Requirement: Identify each line below containing the string "James" and copy it.

Supplied material:
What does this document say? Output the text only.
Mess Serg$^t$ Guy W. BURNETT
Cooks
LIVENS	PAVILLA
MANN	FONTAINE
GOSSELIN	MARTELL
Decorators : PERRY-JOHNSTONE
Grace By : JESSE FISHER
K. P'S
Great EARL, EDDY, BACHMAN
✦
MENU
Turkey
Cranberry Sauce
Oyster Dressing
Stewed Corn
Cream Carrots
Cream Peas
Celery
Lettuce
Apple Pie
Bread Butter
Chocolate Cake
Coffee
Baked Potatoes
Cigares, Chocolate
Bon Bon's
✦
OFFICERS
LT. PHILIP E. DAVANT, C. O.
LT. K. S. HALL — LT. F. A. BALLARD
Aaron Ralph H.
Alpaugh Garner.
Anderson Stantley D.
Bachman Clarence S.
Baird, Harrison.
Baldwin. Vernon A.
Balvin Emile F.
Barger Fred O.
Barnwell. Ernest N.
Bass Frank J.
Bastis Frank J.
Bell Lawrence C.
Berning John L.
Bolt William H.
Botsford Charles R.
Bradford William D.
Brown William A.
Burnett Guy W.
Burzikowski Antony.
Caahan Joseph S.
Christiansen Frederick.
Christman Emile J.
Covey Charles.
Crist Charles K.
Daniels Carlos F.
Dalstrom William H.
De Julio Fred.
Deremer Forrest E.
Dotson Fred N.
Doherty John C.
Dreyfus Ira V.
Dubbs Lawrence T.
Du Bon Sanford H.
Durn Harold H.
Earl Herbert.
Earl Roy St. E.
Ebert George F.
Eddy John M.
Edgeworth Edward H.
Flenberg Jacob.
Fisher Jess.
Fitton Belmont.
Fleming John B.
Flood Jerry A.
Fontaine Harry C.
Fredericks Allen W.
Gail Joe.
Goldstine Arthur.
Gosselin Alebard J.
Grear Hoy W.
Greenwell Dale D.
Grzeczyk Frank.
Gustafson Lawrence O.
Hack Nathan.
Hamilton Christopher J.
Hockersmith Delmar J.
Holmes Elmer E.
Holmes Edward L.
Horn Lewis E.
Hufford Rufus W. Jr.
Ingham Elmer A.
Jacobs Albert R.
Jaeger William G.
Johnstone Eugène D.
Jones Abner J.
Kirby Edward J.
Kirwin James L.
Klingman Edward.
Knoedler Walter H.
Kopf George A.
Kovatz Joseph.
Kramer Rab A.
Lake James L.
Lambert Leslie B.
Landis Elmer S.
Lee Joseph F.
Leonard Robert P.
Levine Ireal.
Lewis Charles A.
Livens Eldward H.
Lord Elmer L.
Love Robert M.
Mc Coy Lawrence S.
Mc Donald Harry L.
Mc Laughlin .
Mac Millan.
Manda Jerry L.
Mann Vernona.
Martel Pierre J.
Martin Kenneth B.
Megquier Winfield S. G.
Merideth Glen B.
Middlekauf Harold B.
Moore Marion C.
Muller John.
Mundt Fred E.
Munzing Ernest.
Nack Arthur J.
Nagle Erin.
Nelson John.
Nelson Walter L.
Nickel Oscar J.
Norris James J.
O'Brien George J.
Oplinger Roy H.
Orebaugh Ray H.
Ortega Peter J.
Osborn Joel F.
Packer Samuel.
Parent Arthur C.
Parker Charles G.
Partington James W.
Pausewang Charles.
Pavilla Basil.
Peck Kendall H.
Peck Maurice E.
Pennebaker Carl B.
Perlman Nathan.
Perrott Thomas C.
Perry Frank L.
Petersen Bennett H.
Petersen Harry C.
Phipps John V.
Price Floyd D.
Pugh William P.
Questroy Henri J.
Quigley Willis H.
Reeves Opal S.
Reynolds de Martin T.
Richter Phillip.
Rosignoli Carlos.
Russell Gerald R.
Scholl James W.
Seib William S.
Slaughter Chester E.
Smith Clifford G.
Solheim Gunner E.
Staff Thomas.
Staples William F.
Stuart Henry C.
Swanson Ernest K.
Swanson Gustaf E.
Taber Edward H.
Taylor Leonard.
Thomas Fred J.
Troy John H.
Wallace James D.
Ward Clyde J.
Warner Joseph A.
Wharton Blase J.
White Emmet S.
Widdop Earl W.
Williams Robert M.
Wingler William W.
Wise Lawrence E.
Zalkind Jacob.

Finished task:
Kirwin James L.
Lake James L.
Norris James J.
Partington James W.
Scholl James W.
Wallace James D.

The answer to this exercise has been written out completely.